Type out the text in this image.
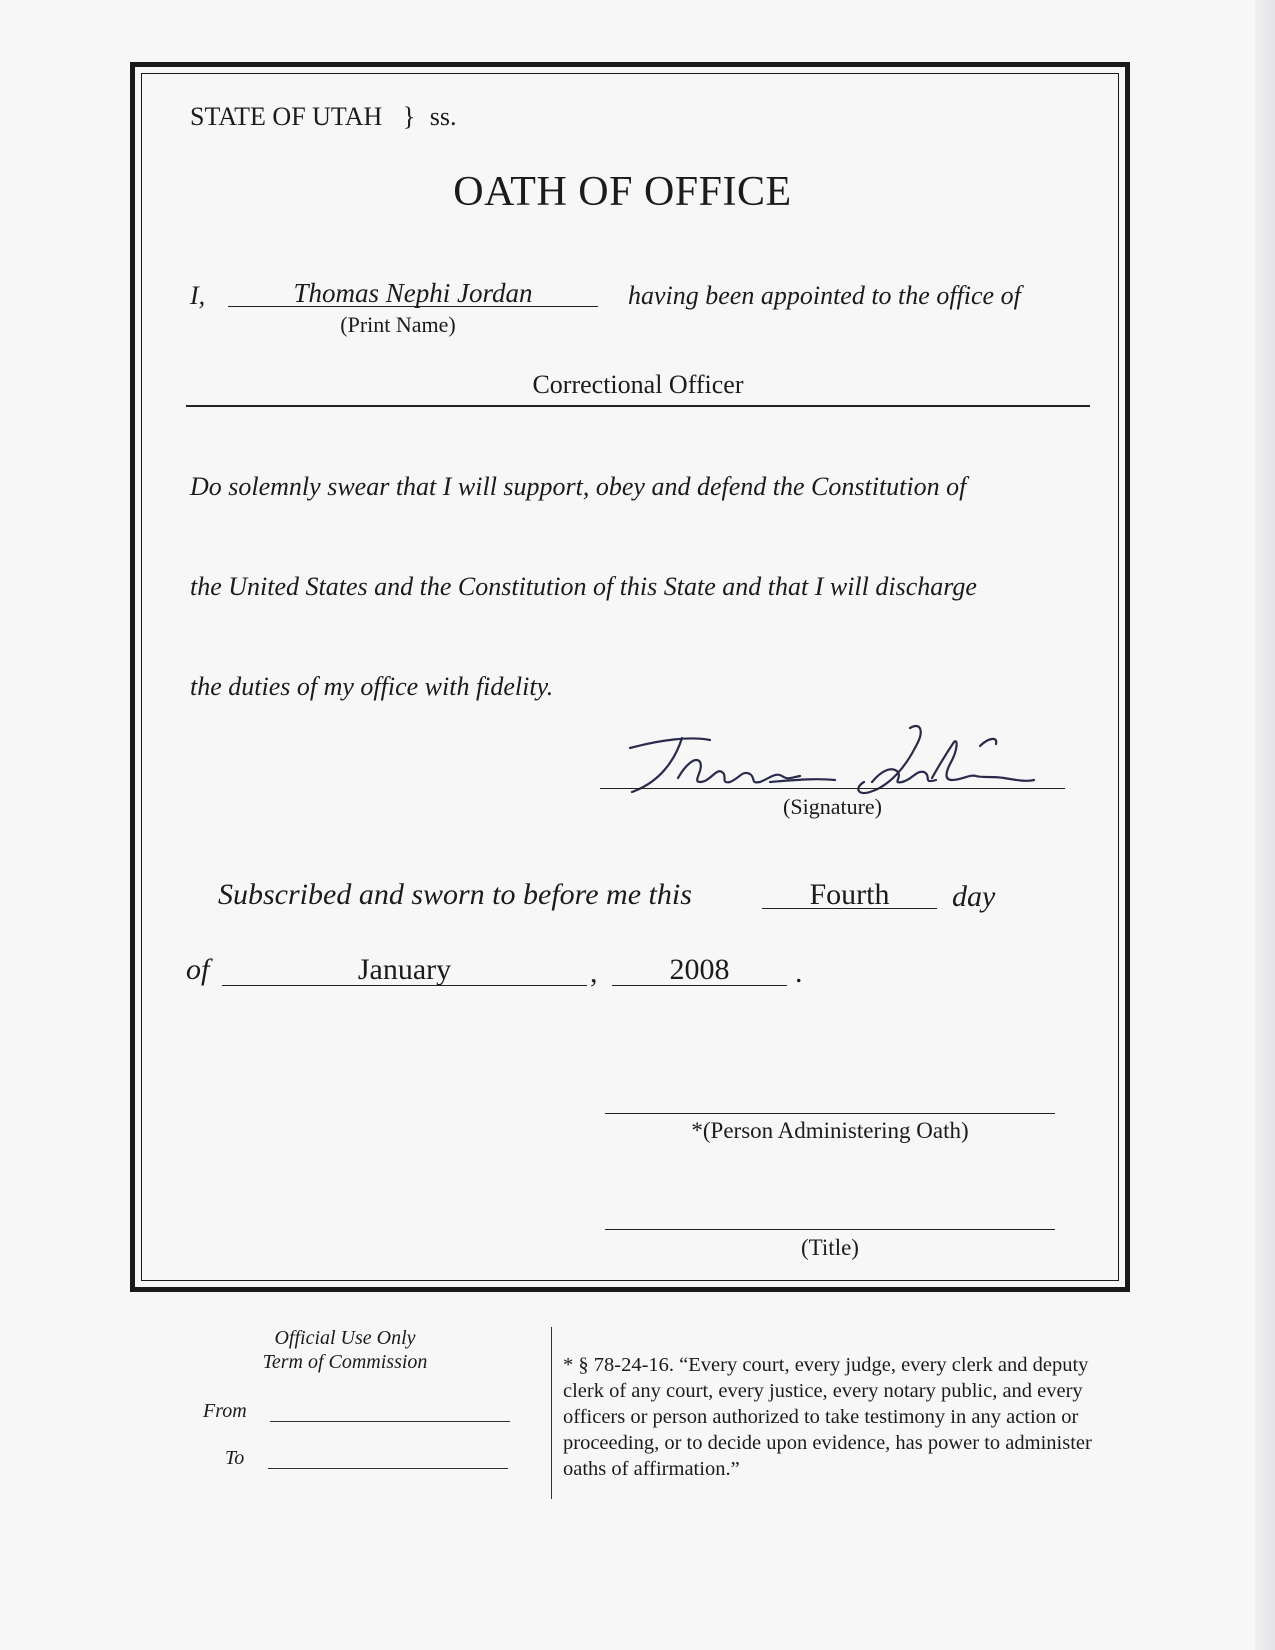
STATE OF UTAH } ss.
OATH OF OFFICE
I,	Thomas Nephi Jordan
(Print Name)
having been appointed to the office of
Correctional Officer
Do solemnly swear that I will support, obey and defend the Constitution of
the United States and the Constitution of this State and that I will discharge
the duties of my office with fidelity.
(Signature)
Subscribed and sworn to before me this	Fourth	day
of	January	,	2008	.
*(Person Administering Oath)
(Title)
Official Use Only
Term of Commission
From
To
* § 78-24-16. “Every court, every judge, every clerk and deputy clerk of any court, every justice, every notary public, and every officers or person authorized to take testimony in any action or proceeding, or to decide upon evidence, has power to administer oaths of affirmation.”
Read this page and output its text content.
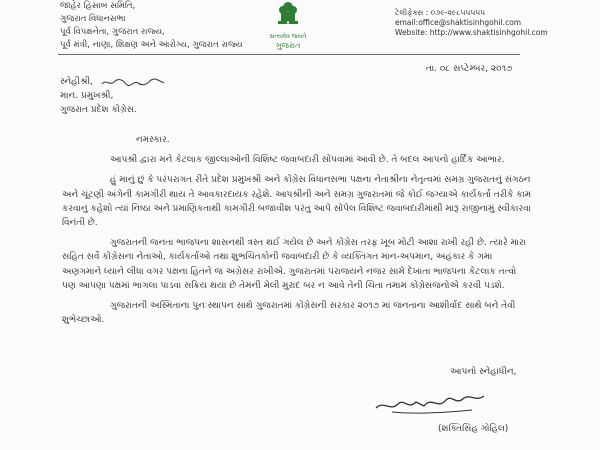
જાહેર હિસાબ સમિતિ,
ગુજરાત વિધાનસભા
પૂર્વ વિપક્ષનેતા, ગુજરાત રાજ્ય,
પૂર્વ મંત્રી, નાણા, શિક્ષણ અને આરોગ્ય, ગુજરાત રાજ્ય
સત્યમેવ જયતે
ગુજરાત
ટેલીફેક્સ : ૦૭૯-૨૯૮૫૫૫૫૫
email:office@shaktisinhgohil.com
Website: http://www.shaktisinhgohil.com
તા. ૦૮ સપ્ટેમ્બર, ૨૦૧૭
સ્નેહીશ્રી,
માન. પ્રમુખશ્રી,
ગુજરાત પ્રદેશ કોંગ્રેસ.

નમસ્કાર.

આપશ્રી દ્વારા મને કેટલાક જીલ્લાઓની વિશિષ્ટ જવાબદારી સોંપવામાં આવી છે. તે બદલ આપનો હાર્દિક આભાર.

હું માનું છું કે પરંપરાગત રીતે પ્રદેશ પ્રમુખશ્રી અને કોંગ્રેસ વિધાનસભા પક્ષના નેતાશ્રીના નેતૃત્વમાં સમગ્ર ગુજરાતનું સંગઠન અને ચૂંટણી અંગેની કામગીરી થાય તે આવકારદાયક રહેશે. આપશ્રીની અને સમગ્ર ગુજરાતમાં જે કોઈ જગ્યાએ કાર્યકર્તા તરીકે કામ કરવાનું કહેશો ત્યાં નિષ્ઠા અને પ્રમાણિકતાથી કામગીરી બજાવીશ પરંતુ આપે સોંપેલ વિશિષ્ટ જવાબદારીમાંથી મારૂ રાજીનામું સ્વીકારવા વિનંતી છે.

ગુજરાતની જનતા ભાજપના શાસનથી ત્રસ્ત થઈ ગયેલ છે અને કોંગ્રેસ તરફ ખૂબ મોટી આશા રાખી રહી છે. ત્યારે મારા સહિત સર્વે કોંગ્રેસના નેતાઓ, કાર્યકર્તાઓ તથા શુભચિંતકોની જવાબદારી છે કે વ્યક્તિગત માન-અપમાન, અહંકાર કે ગમા અણગમાને ધ્યાને લીધા વગર પક્ષના હિતને જ અગ્રેસર રાખીએ. ગુજરાતમાં પરાજયને નજર સામે દેખાતા ભાજપના કેટલાક તત્વો પણ આપણા પક્ષમાં ભાગલા પાડવા સક્રિય થયા છે તેમની મેલી મુરાદ બર ન આવે તેની ચિંતા તમામ કોંગ્રેસજનોએ કરવી પડશે.

ગુજરાતની અસ્મિતાના પુનઃસ્થાપન સાથે ગુજરાતમાં કોંગ્રેસની સરકાર ૨૦૧૭ માં જનતાના આશીર્વાદ સાથે બને તેવી શુભેચ્છાઓ.

આપનો સ્નેહાધીન,
(શક્તિસિંહ ગોહિલ)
--------------------------------
> _OBJECTIVE_
Quote exactly, and nothing besides, the lines from the one with "Read this page and output its text content." through the end of the records above; include both ends and omit the pictures.

> _EXERCISE OUTPUT_
Read this page and output its text content.
જાહેર હિસાબ સમિતિ,
ગુજરાત વિધાનસભા
પૂર્વ વિપક્ષનેતા, ગુજરાત રાજ્ય,
પૂર્વ મંત્રી, નાણા, શિક્ષણ અને આરોગ્ય, ગુજરાત રાજ્ય
સત્યમેવ જયતે
ગુજરાત
ટેલીફેક્સ : ૦૭૯-૨૯૮૫૫૫૫૫
email:office@shaktisinhgohil.com
Website: http://www.shaktisinhgohil.com
તા. ૦૮ સપ્ટેમ્બર, ૨૦૧૭
સ્નેહીશ્રી,
માન. પ્રમુખશ્રી,
ગુજરાત પ્રદેશ કોંગ્રેસ.

નમસ્કાર.

આપશ્રી દ્વારા મને કેટલાક જીલ્લાઓની વિશિષ્ટ જવાબદારી સોંપવામાં આવી છે. તે બદલ આપનો હાર્દિક આભાર.

હું માનું છું કે પરંપરાગત રીતે પ્રદેશ પ્રમુખશ્રી અને કોંગ્રેસ વિધાનસભા પક્ષના નેતાશ્રીના નેતૃત્વમાં સમગ્ર ગુજરાતનું સંગઠન અને ચૂંટણી અંગેની કામગીરી થાય તે આવકારદાયક રહેશે. આપશ્રીની અને સમગ્ર ગુજરાતમાં જે કોઈ જગ્યાએ કાર્યકર્તા તરીકે કામ કરવાનું કહેશો ત્યાં નિષ્ઠા અને પ્રમાણિકતાથી કામગીરી બજાવીશ પરંતુ આપે સોંપેલ વિશિષ્ટ જવાબદારીમાંથી મારૂ રાજીનામું સ્વીકારવા વિનંતી છે.

ગુજરાતની જનતા ભાજપના શાસનથી ત્રસ્ત થઈ ગયેલ છે અને કોંગ્રેસ તરફ ખૂબ મોટી આશા રાખી રહી છે. ત્યારે મારા સહિત સર્વે કોંગ્રેસના નેતાઓ, કાર્યકર્તાઓ તથા શુભચિંતકોની જવાબદારી છે કે વ્યક્તિગત માન-અપમાન, અહંકાર કે ગમા અણગમાને ધ્યાને લીધા વગર પક્ષના હિતને જ અગ્રેસર રાખીએ. ગુજરાતમાં પરાજયને નજર સામે દેખાતા ભાજપના કેટલાક તત્વો પણ આપણા પક્ષમાં ભાગલા પાડવા સક્રિય થયા છે તેમની મેલી મુરાદ બર ન આવે તેની ચિંતા તમામ કોંગ્રેસજનોએ કરવી પડશે.

ગુજરાતની અસ્મિતાના પુનઃસ્થાપન સાથે ગુજરાતમાં કોંગ્રેસની સરકાર ૨૦૧૭ માં જનતાના આશીર્વાદ સાથે બને તેવી શુભેચ્છાઓ.

આપનો સ્નેહાધીન,
(શક્તિસિંહ ગોહિલ)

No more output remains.